- Dataset entries

..........

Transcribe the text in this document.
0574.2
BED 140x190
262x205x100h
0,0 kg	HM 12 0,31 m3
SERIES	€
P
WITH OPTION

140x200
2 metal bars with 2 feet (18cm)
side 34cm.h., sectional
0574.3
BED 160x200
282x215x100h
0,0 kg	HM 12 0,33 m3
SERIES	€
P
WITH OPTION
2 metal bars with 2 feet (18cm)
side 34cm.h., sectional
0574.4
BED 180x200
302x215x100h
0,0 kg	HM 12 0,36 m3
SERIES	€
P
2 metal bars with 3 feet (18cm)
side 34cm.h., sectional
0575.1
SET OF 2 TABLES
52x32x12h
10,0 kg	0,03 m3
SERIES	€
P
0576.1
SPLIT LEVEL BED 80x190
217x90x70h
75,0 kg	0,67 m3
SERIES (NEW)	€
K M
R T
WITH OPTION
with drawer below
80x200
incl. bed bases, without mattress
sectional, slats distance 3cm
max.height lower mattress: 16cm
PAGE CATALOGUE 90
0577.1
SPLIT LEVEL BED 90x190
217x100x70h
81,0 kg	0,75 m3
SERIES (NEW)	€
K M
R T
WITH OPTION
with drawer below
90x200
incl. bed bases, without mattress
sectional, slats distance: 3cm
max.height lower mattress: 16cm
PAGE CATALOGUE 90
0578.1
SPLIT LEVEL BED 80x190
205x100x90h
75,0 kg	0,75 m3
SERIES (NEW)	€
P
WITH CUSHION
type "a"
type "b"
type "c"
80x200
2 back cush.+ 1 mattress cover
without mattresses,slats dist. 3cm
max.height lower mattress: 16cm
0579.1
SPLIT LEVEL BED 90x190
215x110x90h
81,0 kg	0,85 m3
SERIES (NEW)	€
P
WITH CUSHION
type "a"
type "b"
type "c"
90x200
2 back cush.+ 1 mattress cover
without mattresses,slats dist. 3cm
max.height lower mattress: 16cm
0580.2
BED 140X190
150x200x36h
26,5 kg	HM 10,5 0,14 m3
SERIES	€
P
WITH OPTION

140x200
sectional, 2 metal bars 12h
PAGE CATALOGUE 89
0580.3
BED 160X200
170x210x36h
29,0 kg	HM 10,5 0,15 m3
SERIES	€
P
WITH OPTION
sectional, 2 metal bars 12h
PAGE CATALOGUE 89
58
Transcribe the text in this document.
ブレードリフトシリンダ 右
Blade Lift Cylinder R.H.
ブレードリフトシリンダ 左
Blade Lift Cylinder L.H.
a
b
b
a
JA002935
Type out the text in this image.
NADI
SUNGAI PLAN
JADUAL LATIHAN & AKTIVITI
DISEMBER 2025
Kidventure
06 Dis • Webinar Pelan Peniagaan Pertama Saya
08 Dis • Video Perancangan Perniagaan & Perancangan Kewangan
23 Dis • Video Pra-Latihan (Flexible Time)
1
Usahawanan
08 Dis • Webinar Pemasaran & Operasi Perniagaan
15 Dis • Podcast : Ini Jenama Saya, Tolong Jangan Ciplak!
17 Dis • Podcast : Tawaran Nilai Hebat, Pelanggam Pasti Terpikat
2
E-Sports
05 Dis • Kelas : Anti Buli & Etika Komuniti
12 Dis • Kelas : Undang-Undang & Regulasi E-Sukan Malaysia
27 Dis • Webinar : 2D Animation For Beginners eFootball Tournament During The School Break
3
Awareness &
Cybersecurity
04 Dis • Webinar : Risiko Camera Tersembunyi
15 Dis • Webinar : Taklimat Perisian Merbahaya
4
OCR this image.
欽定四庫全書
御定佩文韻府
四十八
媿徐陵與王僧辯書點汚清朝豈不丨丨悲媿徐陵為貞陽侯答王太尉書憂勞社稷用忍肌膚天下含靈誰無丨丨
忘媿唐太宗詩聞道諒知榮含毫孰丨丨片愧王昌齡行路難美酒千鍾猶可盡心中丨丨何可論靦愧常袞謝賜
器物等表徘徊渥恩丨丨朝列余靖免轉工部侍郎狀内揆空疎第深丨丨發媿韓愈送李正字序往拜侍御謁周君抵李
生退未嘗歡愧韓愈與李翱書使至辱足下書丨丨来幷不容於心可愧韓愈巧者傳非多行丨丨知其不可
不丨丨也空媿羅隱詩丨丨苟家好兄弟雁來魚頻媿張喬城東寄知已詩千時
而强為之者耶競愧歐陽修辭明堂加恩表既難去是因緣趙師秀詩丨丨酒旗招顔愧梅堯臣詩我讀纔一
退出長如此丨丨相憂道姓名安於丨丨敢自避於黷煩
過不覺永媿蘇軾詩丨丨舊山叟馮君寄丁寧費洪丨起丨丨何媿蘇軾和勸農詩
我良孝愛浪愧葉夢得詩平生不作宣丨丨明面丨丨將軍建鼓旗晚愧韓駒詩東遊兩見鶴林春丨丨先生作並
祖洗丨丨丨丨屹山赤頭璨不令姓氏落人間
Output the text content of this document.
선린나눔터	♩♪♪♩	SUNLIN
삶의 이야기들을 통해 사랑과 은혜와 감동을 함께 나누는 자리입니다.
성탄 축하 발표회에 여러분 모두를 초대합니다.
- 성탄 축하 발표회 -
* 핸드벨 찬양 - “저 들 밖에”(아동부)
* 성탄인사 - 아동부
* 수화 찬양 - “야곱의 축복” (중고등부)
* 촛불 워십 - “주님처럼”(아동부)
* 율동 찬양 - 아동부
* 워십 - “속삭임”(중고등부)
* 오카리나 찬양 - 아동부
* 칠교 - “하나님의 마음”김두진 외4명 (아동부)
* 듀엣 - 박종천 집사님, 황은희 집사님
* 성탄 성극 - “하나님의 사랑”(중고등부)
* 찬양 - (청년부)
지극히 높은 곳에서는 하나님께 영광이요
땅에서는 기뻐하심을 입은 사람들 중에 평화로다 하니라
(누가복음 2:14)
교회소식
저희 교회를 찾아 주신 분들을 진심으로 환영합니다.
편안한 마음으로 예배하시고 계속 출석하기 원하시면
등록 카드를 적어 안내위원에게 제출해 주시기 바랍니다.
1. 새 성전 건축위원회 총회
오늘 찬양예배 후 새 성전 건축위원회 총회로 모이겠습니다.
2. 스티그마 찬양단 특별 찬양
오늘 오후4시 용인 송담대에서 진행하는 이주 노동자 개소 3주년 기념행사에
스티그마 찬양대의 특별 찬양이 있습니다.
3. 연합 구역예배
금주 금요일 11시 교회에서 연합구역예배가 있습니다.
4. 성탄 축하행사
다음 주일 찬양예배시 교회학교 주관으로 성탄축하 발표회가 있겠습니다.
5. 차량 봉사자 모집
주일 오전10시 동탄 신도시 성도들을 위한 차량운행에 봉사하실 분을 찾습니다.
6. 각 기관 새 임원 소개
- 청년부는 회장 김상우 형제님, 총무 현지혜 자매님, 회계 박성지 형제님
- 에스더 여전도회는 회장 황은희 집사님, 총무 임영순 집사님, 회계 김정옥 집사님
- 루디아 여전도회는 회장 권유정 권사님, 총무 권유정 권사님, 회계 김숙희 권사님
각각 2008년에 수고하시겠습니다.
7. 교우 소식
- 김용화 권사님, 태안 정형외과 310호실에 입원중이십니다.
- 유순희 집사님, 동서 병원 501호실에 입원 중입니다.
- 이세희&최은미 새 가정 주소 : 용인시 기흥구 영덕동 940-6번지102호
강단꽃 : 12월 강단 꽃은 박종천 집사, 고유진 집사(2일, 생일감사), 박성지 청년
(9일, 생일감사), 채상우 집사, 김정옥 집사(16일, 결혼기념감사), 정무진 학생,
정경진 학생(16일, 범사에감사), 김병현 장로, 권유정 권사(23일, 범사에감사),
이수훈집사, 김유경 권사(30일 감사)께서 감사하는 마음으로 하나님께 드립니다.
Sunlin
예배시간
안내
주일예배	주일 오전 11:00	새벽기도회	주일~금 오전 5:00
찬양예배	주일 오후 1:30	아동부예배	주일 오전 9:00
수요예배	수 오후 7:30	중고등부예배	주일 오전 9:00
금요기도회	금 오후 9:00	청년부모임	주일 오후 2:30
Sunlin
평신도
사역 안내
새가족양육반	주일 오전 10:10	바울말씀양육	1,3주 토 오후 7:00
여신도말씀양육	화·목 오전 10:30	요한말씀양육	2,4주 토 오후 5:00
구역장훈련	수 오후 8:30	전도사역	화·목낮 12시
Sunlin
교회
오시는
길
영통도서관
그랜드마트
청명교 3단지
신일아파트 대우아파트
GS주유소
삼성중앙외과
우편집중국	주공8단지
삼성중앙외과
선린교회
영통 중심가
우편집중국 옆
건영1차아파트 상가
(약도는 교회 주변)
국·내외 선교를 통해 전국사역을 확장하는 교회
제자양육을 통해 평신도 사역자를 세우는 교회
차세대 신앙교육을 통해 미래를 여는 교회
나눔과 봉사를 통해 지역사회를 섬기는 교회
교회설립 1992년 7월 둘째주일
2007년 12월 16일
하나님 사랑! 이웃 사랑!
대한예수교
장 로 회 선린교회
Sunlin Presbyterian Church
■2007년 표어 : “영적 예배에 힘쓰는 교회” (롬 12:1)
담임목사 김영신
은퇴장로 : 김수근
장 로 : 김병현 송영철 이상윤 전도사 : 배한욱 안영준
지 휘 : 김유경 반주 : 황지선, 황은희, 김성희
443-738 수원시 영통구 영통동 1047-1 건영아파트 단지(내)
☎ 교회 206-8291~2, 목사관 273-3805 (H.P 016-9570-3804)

..........

- WHAT THIS TASK INVOLVES
Copy all lines from the entries that contain the word "Lift".

- CORRECT OUTPUT
Blade Lift Cylinder R.H.
Blade Lift Cylinder L.H.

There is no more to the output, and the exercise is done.